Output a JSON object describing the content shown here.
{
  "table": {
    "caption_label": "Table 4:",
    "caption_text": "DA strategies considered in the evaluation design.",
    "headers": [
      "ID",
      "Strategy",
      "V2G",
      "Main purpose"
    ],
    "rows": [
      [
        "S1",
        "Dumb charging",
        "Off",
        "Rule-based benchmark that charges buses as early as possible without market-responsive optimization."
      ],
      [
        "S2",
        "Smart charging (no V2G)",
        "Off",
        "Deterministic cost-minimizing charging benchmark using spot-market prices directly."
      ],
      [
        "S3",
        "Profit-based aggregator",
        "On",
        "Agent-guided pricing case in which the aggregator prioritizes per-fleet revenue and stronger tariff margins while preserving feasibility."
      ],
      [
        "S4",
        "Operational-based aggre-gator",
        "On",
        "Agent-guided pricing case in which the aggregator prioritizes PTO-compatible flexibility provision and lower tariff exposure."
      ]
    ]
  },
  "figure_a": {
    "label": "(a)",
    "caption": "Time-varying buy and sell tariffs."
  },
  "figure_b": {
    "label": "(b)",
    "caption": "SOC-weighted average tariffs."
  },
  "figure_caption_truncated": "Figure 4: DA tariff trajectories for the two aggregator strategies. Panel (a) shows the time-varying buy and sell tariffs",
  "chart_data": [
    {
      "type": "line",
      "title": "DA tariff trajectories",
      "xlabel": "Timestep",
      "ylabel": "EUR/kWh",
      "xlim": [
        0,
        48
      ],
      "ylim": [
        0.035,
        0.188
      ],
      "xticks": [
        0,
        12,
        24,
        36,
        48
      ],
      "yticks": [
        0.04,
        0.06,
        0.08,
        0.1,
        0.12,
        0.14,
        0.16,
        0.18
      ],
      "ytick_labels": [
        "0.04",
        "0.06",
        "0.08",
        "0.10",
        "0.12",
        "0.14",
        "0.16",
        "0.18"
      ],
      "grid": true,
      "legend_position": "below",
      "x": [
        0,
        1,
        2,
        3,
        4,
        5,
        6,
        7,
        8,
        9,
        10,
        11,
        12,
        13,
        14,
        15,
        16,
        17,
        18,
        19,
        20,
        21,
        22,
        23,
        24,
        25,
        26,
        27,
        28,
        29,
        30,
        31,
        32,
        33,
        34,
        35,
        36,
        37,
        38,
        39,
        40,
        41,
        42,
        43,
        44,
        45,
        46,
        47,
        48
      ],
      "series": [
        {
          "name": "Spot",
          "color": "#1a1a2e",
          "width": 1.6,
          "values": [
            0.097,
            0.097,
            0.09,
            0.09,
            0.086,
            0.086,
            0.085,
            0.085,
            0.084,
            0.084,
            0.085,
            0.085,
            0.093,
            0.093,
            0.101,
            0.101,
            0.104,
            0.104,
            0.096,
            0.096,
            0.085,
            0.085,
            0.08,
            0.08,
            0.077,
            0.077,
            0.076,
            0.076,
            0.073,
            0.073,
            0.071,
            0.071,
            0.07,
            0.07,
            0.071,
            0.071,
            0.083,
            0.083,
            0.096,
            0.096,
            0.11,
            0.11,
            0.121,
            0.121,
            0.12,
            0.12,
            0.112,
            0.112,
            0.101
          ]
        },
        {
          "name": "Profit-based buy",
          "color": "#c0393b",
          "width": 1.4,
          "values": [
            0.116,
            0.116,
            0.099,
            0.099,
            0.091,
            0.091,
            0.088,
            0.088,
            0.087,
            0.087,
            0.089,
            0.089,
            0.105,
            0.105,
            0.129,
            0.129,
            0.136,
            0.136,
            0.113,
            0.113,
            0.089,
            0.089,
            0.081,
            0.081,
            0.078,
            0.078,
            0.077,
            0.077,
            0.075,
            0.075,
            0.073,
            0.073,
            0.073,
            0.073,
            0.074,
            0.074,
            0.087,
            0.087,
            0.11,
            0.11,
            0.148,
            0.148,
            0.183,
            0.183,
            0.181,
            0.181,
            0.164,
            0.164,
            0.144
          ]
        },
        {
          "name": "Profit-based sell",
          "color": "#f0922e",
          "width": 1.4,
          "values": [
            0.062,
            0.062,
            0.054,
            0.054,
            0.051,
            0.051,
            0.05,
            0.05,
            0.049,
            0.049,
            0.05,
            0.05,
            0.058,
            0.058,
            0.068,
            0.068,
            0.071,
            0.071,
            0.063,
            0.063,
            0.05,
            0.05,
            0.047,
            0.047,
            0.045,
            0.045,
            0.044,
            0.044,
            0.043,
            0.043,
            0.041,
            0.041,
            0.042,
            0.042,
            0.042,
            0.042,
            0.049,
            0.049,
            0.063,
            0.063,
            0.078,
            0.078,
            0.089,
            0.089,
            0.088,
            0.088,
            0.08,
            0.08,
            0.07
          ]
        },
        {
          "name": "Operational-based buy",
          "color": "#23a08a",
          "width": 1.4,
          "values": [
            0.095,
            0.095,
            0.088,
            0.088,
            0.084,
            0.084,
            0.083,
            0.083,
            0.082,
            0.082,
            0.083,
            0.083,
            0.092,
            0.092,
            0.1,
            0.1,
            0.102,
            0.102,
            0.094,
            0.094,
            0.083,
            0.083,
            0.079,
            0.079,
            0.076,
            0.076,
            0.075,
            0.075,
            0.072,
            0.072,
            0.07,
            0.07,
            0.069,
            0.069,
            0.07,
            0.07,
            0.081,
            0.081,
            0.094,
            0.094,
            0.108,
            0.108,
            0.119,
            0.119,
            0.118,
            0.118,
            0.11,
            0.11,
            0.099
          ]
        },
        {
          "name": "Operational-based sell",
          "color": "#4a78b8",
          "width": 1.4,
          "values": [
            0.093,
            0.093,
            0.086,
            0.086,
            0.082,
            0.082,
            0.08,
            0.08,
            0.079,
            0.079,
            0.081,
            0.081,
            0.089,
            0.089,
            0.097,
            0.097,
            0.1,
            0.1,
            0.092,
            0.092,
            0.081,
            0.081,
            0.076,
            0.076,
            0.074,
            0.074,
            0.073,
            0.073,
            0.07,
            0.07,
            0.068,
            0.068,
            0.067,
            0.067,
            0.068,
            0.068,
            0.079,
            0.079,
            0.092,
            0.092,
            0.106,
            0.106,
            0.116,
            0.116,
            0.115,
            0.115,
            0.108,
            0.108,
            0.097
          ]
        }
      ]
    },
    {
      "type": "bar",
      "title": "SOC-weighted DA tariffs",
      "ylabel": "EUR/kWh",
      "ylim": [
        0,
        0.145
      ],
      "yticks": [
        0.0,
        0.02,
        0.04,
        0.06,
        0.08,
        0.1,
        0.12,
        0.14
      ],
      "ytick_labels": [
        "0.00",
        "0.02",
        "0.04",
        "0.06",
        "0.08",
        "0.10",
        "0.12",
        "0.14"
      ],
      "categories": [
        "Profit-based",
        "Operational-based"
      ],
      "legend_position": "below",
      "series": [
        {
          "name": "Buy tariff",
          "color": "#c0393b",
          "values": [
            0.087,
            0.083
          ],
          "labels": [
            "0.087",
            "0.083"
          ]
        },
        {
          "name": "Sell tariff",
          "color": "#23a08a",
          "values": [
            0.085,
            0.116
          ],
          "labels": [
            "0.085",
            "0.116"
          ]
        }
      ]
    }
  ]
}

» **EXERCISE OBJECTIVE**:
Copy out the material word for word and line for line.

» **TASK SOLUTION**:
Output a JSON object describing the content shown here.
{
  "table": {
    "caption_label": "Table 4:",
    "caption_text": "DA strategies considered in the evaluation design.",
    "headers": [
      "ID",
      "Strategy",
      "V2G",
      "Main purpose"
    ],
    "rows": [
      [
        "S1",
        "Dumb charging",
        "Off",
        "Rule-based benchmark that charges buses as early as possible without market-responsive optimization."
      ],
      [
        "S2",
        "Smart charging (no V2G)",
        "Off",
        "Deterministic cost-minimizing charging benchmark using spot-market prices directly."
      ],
      [
        "S3",
        "Profit-based aggregator",
        "On",
        "Agent-guided pricing case in which the aggregator prioritizes per-fleet revenue and stronger tariff margins while preserving feasibility."
      ],
      [
        "S4",
        "Operational-based aggre-gator",
        "On",
        "Agent-guided pricing case in which the aggregator prioritizes PTO-compatible flexibility provision and lower tariff exposure."
      ]
    ]
  },
  "figure_a": {
    "label": "(a)",
    "caption": "Time-varying buy and sell tariffs."
  },
  "figure_b": {
    "label": "(b)",
    "caption": "SOC-weighted average tariffs."
  },
  "figure_caption_truncated": "Figure 4: DA tariff trajectories for the two aggregator strategies. Panel (a) shows the time-varying buy and sell tariffs",
  "chart_data": [
    {
      "type": "line",
      "title": "DA tariff trajectories",
      "xlabel": "Timestep",
      "ylabel": "EUR/kWh",
      "xlim": [
        0,
        48
      ],
      "ylim": [
        0.035,
        0.188
      ],
      "xticks": [
        0,
        12,
        24,
        36,
        48
      ],
      "yticks": [
        0.04,
        0.06,
        0.08,
        0.1,
        0.12,
        0.14,
        0.16,
        0.18
      ],
      "ytick_labels": [
        "0.04",
        "0.06",
        "0.08",
        "0.10",
        "0.12",
        "0.14",
        "0.16",
        "0.18"
      ],
      "grid": true,
      "legend_position": "below",
      "x": [
        0,
        1,
        2,
        3,
        4,
        5,
        6,
        7,
        8,
        9,
        10,
        11,
        12,
        13,
        14,
        15,
        16,
        17,
        18,
        19,
        20,
        21,
        22,
        23,
        24,
        25,
        26,
        27,
        28,
        29,
        30,
        31,
        32,
        33,
        34,
        35,
        36,
        37,
        38,
        39,
        40,
        41,
        42,
        43,
        44,
        45,
        46,
        47,
        48
      ],
      "series": [
        {
          "name": "Spot",
          "color": "#1a1a2e",
          "width": 1.6,
          "values": [
            0.097,
            0.097,
            0.09,
            0.09,
            0.086,
            0.086,
            0.085,
            0.085,
            0.084,
            0.084,
            0.085,
            0.085,
            0.093,
            0.093,
            0.101,
            0.101,
            0.104,
            0.104,
            0.096,
            0.096,
            0.085,
            0.085,
            0.08,
            0.08,
            0.077,
            0.077,
            0.076,
            0.076,
            0.073,
            0.073,
            0.071,
            0.071,
            0.07,
            0.07,
            0.071,
            0.071,
            0.083,
            0.083,
            0.096,
            0.096,
            0.11,
            0.11,
            0.121,
            0.121,
            0.12,
            0.12,
            0.112,
            0.112,
            0.101
          ]
        },
        {
          "name": "Profit-based buy",
          "color": "#c0393b",
          "width": 1.4,
          "values": [
            0.116,
            0.116,
            0.099,
            0.099,
            0.091,
            0.091,
            0.088,
            0.088,
            0.087,
            0.087,
            0.089,
            0.089,
            0.105,
            0.105,
            0.129,
            0.129,
            0.136,
            0.136,
            0.113,
            0.113,
            0.089,
            0.089,
            0.081,
            0.081,
            0.078,
            0.078,
            0.077,
            0.077,
            0.075,
            0.075,
            0.073,
            0.073,
            0.073,
            0.073,
            0.074,
            0.074,
            0.087,
            0.087,
            0.11,
            0.11,
            0.148,
            0.148,
            0.183,
            0.183,
            0.181,
            0.181,
            0.164,
            0.164,
            0.144
          ]
        },
        {
          "name": "Profit-based sell",
          "color": "#f0922e",
          "width": 1.4,
          "values": [
            0.062,
            0.062,
            0.054,
            0.054,
            0.051,
            0.051,
            0.05,
            0.05,
            0.049,
            0.049,
            0.05,
            0.05,
            0.058,
            0.058,
            0.068,
            0.068,
            0.071,
            0.071,
            0.063,
            0.063,
            0.05,
            0.05,
            0.047,
            0.047,
            0.045,
            0.045,
            0.044,
            0.044,
            0.043,
            0.043,
            0.041,
            0.041,
            0.042,
            0.042,
            0.042,
            0.042,
            0.049,
            0.049,
            0.063,
            0.063,
            0.078,
            0.078,
            0.089,
            0.089,
            0.088,
            0.088,
            0.08,
            0.08,
            0.07
          ]
        },
        {
          "name": "Operational-based buy",
          "color": "#23a08a",
          "width": 1.4,
          "values": [
            0.095,
            0.095,
            0.088,
            0.088,
            0.084,
            0.084,
            0.083,
            0.083,
            0.082,
            0.082,
            0.083,
            0.083,
            0.092,
            0.092,
            0.1,
            0.1,
            0.102,
            0.102,
            0.094,
            0.094,
            0.083,
            0.083,
            0.079,
            0.079,
            0.076,
            0.076,
            0.075,
            0.075,
            0.072,
            0.072,
            0.07,
            0.07,
            0.069,
            0.069,
            0.07,
            0.07,
            0.081,
            0.081,
            0.094,
            0.094,
            0.108,
            0.108,
            0.119,
            0.119,
            0.118,
            0.118,
            0.11,
            0.11,
            0.099
          ]
        },
        {
          "name": "Operational-based sell",
          "color": "#4a78b8",
          "width": 1.4,
          "values": [
            0.093,
            0.093,
            0.086,
            0.086,
            0.082,
            0.082,
            0.08,
            0.08,
            0.079,
            0.079,
            0.081,
            0.081,
            0.089,
            0.089,
            0.097,
            0.097,
            0.1,
            0.1,
            0.092,
            0.092,
            0.081,
            0.081,
            0.076,
            0.076,
            0.074,
            0.074,
            0.073,
            0.073,
            0.07,
            0.07,
            0.068,
            0.068,
            0.067,
            0.067,
            0.068,
            0.068,
            0.079,
            0.079,
            0.092,
            0.092,
            0.106,
            0.106,
            0.116,
            0.116,
            0.115,
            0.115,
            0.108,
            0.108,
            0.097
          ]
        }
      ]
    },
    {
      "type": "bar",
      "title": "SOC-weighted DA tariffs",
      "ylabel": "EUR/kWh",
      "ylim": [
        0,
        0.145
      ],
      "yticks": [
        0.0,
        0.02,
        0.04,
        0.06,
        0.08,
        0.1,
        0.12,
        0.14
      ],
      "ytick_labels": [
        "0.00",
        "0.02",
        "0.04",
        "0.06",
        "0.08",
        "0.10",
        "0.12",
        "0.14"
      ],
      "categories": [
        "Profit-based",
        "Operational-based"
      ],
      "legend_position": "below",
      "series": [
        {
          "name": "Buy tariff",
          "color": "#c0393b",
          "values": [
            0.087,
            0.083
          ],
          "labels": [
            "0.087",
            "0.083"
          ]
        },
        {
          "name": "Sell tariff",
          "color": "#23a08a",
          "values": [
            0.085,
            0.116
          ],
          "labels": [
            "0.085",
            "0.116"
          ]
        }
      ]
    }
  ]
}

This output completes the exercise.